| Data for the task |
_ _ _ _

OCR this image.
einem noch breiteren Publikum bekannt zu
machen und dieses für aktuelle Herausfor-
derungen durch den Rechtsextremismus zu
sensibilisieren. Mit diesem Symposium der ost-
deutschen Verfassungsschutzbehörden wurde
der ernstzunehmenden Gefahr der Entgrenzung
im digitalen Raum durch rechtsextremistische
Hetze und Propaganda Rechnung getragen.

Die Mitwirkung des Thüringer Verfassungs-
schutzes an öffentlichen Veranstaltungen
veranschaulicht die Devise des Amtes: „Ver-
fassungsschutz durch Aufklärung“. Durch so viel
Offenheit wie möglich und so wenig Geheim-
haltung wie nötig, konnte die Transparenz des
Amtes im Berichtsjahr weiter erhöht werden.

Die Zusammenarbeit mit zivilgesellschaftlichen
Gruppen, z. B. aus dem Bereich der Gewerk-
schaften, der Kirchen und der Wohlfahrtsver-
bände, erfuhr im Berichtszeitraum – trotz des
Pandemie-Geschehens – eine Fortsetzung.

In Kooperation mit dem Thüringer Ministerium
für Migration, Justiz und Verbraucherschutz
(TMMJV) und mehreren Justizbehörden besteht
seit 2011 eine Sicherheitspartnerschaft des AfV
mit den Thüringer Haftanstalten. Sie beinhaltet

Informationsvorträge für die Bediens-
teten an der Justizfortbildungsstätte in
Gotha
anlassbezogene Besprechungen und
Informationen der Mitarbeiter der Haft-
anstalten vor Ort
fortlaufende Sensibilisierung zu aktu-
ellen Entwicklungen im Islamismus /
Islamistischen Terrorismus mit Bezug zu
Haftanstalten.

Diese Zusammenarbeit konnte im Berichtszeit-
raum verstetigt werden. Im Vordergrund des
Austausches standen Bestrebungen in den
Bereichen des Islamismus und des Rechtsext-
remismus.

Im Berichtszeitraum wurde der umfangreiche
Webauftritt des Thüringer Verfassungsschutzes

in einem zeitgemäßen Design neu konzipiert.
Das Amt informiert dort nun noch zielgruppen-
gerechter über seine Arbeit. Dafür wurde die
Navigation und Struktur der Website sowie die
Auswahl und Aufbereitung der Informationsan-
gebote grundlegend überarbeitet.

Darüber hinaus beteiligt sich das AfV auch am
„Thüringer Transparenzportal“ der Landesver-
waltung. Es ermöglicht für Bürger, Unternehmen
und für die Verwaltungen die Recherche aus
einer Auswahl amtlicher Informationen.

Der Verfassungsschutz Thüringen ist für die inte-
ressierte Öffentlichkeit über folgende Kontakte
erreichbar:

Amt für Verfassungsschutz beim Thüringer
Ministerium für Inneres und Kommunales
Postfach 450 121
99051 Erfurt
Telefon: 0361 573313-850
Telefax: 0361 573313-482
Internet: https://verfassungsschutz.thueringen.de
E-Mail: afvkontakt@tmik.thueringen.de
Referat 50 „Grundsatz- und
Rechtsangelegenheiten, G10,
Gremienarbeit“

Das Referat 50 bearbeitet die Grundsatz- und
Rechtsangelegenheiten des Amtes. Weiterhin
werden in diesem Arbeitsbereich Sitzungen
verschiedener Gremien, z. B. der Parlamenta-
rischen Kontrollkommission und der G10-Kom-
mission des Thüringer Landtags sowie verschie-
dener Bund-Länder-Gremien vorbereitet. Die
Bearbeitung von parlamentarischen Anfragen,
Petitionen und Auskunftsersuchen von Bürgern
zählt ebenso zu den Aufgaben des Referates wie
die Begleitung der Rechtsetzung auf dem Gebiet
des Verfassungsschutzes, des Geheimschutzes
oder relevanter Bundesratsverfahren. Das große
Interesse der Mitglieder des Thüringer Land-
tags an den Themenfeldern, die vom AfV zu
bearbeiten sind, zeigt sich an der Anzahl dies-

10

_ _ _ _

| Goal |
Only lines holding the string "werden" are wanted; gather each one from the entries above.

| Exercise solution |
Amtes im Berichtsjahr weiter erhöht werden.
raum verstetigt werden. Im Vordergrund des
werden in diesem Arbeitsbereich Sitzungen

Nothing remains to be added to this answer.